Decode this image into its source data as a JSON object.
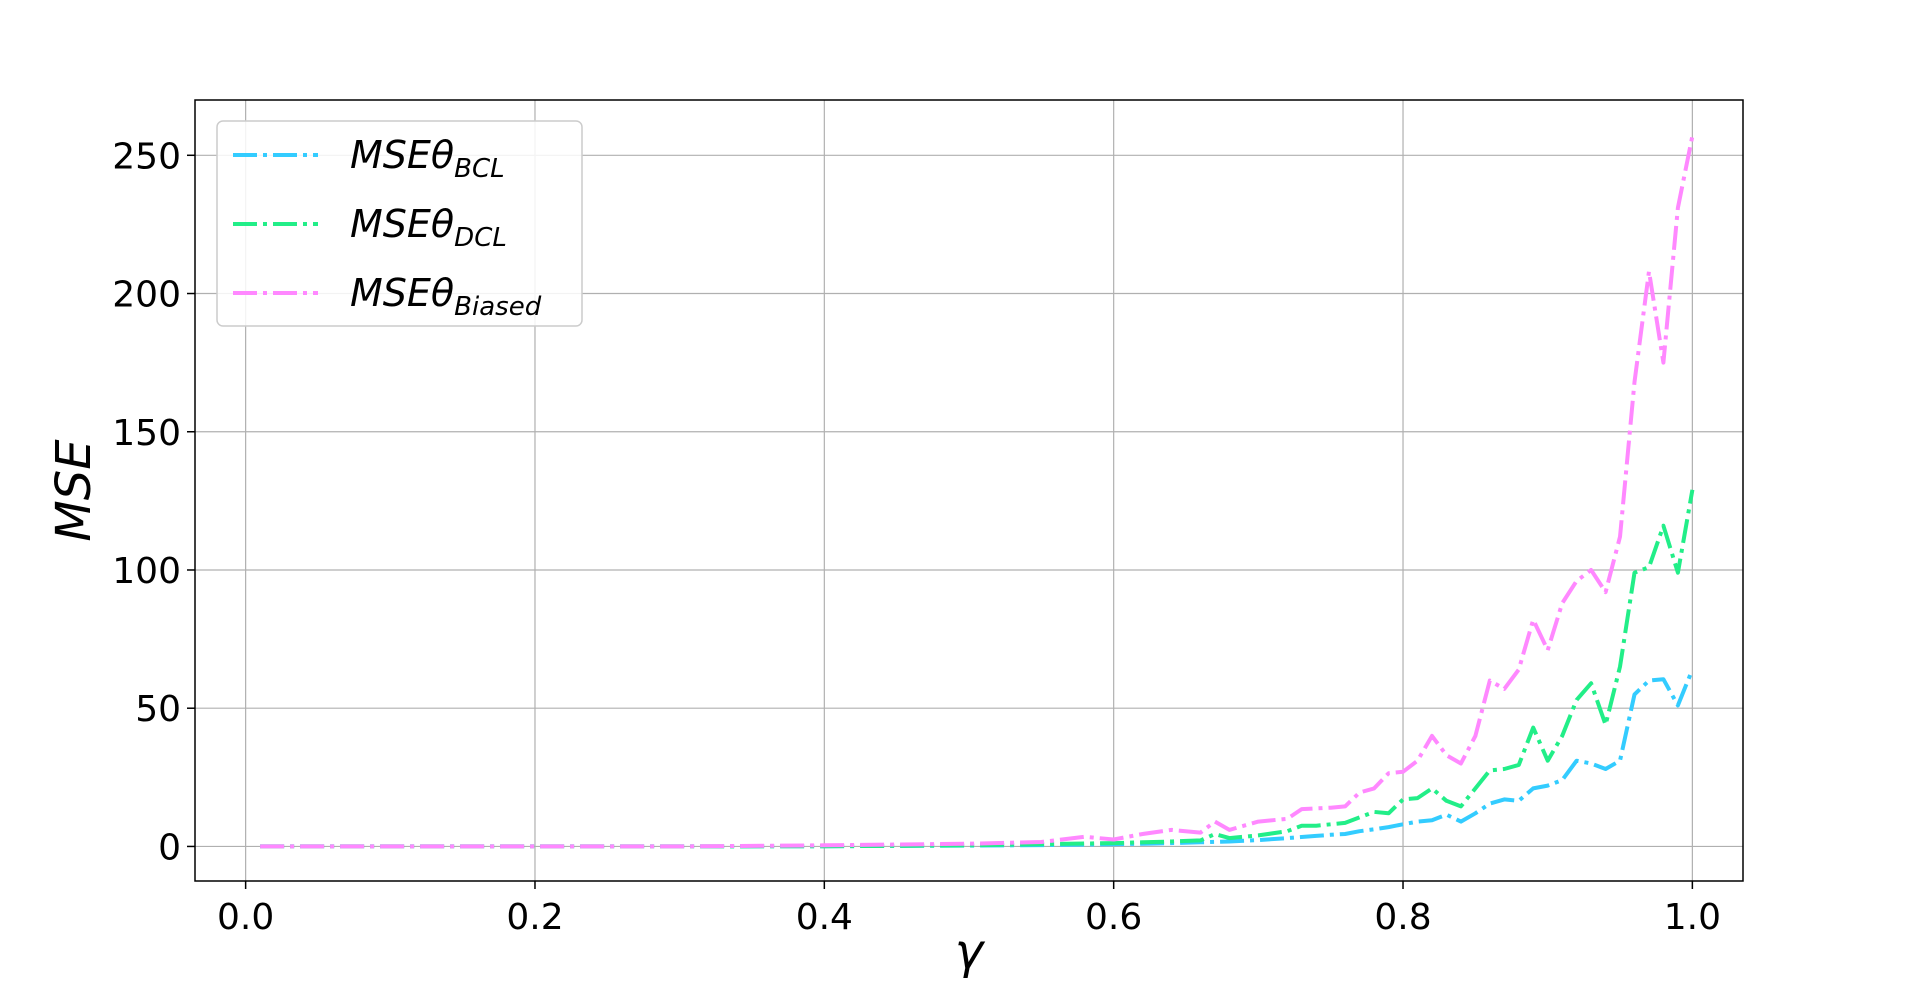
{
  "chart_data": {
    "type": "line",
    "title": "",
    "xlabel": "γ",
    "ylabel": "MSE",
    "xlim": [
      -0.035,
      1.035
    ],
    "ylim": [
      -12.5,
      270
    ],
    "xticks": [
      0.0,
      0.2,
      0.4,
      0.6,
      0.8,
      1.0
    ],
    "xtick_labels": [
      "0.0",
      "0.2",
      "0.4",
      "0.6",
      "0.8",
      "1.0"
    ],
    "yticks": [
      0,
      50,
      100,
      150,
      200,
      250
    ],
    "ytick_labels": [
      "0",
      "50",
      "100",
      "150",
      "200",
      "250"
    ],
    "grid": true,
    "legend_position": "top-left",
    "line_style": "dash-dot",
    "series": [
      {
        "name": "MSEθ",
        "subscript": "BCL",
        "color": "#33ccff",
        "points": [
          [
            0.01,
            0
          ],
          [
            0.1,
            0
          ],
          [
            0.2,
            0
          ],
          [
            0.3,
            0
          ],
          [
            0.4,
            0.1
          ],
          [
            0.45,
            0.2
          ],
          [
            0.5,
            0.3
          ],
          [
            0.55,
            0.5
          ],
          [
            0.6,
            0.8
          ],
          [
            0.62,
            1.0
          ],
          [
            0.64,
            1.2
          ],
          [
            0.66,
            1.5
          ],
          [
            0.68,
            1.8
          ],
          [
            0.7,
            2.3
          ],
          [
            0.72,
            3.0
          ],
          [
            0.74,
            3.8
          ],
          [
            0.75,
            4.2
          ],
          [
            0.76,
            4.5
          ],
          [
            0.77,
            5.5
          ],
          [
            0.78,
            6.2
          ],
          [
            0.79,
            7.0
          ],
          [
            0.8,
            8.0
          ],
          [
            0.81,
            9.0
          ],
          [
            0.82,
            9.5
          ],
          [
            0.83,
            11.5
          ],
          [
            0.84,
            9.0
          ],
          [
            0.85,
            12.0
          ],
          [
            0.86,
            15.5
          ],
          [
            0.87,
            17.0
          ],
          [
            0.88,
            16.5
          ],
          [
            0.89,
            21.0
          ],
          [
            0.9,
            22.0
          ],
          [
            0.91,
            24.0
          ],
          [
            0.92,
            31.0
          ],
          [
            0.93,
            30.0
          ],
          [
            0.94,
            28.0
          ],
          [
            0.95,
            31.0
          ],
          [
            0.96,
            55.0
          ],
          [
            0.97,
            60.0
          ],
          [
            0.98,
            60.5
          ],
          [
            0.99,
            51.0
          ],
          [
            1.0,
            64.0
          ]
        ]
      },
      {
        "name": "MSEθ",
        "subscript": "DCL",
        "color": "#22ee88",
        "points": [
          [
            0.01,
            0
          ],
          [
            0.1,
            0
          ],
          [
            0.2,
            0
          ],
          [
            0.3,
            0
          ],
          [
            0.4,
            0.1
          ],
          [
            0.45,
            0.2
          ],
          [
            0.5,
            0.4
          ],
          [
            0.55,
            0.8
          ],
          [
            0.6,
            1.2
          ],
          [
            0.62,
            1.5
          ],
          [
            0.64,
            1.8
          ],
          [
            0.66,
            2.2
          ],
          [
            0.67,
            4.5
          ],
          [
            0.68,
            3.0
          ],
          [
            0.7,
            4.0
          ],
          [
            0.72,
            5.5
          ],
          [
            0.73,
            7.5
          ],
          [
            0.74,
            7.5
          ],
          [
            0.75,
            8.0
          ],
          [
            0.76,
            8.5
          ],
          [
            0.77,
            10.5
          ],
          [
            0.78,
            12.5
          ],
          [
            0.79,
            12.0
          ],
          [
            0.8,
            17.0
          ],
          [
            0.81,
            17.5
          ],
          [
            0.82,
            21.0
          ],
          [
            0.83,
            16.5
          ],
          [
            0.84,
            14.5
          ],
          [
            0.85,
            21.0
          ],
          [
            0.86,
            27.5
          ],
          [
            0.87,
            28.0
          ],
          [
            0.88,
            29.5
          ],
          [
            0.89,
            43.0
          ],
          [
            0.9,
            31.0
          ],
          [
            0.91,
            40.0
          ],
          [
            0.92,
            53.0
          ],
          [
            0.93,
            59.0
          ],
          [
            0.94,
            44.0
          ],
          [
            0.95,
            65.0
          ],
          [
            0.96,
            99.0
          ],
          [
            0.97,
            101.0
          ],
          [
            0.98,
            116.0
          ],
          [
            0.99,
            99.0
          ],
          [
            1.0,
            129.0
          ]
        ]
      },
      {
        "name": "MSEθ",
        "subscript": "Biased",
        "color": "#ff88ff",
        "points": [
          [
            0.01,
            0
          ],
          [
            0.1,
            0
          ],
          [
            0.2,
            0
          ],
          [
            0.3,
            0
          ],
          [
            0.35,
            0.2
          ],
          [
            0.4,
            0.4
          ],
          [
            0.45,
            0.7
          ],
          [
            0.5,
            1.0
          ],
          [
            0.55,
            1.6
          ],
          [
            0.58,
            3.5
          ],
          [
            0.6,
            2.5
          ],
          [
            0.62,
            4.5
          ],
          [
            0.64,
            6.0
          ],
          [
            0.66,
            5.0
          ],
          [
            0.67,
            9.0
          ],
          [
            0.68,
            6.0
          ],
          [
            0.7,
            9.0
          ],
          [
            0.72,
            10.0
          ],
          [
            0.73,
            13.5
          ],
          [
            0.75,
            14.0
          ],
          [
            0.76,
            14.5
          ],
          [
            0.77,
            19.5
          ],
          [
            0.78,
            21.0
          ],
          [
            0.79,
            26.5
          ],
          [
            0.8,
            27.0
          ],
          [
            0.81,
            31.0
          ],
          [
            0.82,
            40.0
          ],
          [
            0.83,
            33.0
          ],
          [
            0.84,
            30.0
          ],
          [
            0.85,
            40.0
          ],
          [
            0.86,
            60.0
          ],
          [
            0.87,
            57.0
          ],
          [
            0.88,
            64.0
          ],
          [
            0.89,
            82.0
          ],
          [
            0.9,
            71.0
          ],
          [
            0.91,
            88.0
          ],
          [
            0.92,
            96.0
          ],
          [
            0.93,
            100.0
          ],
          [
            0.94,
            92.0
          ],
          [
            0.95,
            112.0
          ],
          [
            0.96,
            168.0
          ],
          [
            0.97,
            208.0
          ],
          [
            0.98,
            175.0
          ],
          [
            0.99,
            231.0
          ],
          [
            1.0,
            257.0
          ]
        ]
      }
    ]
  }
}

▬▬▬

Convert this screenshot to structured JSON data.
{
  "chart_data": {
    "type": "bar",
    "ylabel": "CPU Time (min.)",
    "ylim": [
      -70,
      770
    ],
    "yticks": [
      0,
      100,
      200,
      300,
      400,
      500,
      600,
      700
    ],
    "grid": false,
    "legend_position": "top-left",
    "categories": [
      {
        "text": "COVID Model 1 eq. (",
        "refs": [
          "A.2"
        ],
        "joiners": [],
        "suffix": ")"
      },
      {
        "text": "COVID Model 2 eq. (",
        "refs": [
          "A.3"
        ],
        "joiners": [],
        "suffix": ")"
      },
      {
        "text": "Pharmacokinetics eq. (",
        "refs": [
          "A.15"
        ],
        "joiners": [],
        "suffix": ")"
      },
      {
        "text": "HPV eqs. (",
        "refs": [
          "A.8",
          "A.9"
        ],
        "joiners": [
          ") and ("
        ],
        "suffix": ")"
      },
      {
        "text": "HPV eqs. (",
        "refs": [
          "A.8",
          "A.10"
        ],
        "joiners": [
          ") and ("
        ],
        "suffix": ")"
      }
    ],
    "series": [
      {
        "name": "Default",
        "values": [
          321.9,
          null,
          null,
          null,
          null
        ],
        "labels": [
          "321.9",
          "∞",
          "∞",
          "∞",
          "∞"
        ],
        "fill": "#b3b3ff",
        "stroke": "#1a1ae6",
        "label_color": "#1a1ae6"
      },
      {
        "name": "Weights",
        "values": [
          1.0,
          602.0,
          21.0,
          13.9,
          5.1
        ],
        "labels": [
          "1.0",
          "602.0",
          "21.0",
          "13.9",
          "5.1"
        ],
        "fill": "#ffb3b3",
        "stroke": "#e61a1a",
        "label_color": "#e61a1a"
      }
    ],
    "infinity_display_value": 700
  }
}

▬▬▬

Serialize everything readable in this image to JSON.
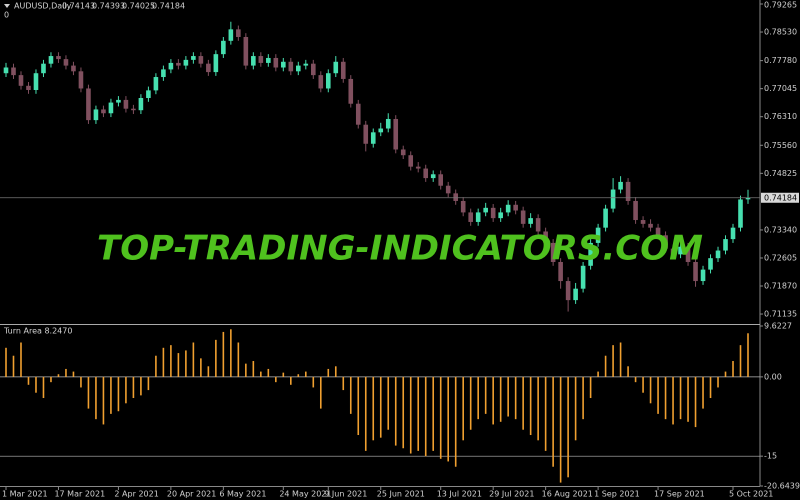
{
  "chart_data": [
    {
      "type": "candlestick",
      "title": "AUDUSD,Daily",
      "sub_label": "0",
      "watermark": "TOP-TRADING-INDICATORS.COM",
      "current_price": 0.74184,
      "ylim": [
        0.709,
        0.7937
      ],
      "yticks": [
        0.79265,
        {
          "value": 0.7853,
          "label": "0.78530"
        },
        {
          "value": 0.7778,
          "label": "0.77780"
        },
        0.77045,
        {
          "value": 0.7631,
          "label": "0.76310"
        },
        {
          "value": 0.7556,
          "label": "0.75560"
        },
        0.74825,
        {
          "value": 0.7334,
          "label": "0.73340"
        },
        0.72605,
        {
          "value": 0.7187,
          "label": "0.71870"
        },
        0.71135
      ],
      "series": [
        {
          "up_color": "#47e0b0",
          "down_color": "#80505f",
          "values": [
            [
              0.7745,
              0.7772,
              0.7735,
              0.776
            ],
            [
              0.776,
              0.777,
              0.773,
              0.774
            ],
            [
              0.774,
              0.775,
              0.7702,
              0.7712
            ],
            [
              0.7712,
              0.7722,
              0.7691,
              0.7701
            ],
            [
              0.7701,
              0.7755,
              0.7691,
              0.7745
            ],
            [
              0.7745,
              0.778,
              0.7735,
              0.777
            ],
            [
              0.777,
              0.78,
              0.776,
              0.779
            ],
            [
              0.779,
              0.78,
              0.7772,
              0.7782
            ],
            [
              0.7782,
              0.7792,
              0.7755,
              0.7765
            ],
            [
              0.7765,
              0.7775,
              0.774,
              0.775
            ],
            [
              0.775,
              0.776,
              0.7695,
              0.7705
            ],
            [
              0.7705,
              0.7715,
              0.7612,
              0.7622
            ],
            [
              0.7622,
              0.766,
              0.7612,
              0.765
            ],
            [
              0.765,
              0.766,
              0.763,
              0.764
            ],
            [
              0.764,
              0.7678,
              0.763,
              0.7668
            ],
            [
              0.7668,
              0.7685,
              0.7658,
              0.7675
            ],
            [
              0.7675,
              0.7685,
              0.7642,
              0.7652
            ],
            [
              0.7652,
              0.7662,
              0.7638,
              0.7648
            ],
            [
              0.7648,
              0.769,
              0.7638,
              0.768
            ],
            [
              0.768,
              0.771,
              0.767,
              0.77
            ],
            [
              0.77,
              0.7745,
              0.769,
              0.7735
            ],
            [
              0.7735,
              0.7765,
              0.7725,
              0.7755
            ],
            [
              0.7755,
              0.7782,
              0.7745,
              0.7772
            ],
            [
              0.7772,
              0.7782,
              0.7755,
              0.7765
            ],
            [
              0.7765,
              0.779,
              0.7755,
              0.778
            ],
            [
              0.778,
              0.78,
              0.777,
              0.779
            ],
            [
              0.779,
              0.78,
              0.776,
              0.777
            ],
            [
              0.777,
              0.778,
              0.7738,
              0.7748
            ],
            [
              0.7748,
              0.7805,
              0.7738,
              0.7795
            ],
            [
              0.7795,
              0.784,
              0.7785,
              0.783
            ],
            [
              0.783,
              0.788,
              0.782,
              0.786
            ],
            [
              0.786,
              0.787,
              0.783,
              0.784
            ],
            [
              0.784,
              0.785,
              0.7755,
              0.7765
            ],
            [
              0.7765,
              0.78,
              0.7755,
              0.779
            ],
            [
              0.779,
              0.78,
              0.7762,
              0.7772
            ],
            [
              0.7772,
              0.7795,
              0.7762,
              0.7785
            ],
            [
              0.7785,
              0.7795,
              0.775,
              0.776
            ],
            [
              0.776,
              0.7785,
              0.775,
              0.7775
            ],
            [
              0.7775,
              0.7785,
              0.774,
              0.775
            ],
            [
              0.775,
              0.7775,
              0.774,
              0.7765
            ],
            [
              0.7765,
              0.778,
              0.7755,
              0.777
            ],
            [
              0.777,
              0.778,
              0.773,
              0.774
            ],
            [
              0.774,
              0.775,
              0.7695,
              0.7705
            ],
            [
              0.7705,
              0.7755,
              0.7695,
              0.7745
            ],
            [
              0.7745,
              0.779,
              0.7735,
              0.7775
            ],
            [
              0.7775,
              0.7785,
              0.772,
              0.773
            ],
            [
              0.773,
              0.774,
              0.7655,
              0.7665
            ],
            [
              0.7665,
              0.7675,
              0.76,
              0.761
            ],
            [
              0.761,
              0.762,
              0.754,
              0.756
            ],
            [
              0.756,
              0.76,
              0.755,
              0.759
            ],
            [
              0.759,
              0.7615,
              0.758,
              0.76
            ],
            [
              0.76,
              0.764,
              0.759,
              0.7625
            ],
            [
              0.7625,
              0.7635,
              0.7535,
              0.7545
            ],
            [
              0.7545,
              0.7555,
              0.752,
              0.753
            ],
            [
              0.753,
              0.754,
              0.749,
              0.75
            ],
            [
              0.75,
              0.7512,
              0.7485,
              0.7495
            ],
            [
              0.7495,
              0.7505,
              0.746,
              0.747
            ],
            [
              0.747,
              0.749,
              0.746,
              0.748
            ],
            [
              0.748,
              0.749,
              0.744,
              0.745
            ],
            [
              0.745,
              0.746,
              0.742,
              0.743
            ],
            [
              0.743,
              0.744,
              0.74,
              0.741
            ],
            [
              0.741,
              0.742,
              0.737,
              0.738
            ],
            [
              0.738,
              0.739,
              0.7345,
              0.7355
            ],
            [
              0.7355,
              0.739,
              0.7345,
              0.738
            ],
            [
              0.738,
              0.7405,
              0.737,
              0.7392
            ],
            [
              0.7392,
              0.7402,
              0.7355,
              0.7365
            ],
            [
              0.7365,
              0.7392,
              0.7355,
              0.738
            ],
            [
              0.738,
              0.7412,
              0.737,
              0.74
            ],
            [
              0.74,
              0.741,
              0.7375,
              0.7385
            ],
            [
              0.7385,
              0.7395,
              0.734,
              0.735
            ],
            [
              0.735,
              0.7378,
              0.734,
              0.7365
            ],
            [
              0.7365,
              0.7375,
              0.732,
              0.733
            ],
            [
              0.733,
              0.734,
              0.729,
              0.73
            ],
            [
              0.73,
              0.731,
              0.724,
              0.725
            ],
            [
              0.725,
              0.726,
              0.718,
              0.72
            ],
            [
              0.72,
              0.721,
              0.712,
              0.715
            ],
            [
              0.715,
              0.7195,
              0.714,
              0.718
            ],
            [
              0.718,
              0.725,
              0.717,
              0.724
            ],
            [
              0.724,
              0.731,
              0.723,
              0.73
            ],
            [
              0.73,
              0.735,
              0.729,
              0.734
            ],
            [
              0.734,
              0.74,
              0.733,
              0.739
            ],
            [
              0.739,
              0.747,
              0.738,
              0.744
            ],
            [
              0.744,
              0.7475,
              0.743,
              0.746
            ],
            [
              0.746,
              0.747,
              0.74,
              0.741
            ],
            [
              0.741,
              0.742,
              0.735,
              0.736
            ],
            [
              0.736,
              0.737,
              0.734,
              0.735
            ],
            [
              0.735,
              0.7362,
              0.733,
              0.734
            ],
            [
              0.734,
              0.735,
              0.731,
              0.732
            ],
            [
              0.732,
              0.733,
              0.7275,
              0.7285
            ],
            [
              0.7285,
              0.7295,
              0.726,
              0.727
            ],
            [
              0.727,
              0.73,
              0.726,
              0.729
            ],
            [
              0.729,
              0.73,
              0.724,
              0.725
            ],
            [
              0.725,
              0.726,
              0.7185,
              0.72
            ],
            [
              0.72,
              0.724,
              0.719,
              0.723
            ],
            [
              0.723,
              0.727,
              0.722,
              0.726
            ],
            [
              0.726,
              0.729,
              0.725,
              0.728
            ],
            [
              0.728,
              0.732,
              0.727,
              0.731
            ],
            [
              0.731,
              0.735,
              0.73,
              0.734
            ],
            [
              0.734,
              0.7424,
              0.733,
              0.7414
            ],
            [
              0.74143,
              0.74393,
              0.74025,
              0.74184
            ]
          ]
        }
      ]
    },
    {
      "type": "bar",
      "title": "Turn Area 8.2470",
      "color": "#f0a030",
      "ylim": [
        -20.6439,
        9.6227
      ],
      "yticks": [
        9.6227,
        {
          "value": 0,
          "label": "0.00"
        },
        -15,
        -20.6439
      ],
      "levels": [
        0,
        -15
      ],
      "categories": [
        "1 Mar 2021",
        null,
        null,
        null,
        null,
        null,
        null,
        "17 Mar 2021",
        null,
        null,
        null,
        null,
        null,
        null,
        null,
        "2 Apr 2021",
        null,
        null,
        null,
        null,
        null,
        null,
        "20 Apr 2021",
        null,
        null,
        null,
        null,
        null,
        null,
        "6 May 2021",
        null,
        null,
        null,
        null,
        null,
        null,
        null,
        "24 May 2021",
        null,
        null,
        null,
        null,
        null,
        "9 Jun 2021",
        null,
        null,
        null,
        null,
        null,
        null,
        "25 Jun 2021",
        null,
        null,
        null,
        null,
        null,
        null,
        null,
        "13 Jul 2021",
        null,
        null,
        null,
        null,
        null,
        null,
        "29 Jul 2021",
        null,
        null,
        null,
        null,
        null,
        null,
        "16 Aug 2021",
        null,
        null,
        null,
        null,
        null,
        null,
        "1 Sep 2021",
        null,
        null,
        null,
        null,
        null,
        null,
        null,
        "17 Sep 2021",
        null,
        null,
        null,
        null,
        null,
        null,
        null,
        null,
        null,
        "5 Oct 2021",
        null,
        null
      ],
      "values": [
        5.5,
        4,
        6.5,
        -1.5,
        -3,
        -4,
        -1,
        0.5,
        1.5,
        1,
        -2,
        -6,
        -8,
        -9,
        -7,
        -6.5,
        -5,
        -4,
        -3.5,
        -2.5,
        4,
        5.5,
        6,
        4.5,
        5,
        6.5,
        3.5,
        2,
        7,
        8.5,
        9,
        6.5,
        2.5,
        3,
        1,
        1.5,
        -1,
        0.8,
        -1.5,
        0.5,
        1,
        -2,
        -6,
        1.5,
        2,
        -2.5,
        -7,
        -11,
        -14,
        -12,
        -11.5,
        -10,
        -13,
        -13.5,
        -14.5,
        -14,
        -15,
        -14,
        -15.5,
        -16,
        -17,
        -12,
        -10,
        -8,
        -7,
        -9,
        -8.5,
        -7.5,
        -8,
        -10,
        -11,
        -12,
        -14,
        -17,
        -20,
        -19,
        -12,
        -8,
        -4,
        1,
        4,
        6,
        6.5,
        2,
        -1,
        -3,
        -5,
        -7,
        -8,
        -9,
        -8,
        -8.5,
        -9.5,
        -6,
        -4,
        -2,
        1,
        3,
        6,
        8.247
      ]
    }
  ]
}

▬▬▬

Exercise task: Looking at the records above, say how many lines hold the string "text". Write nothing but the number.

Solution to the problem: 5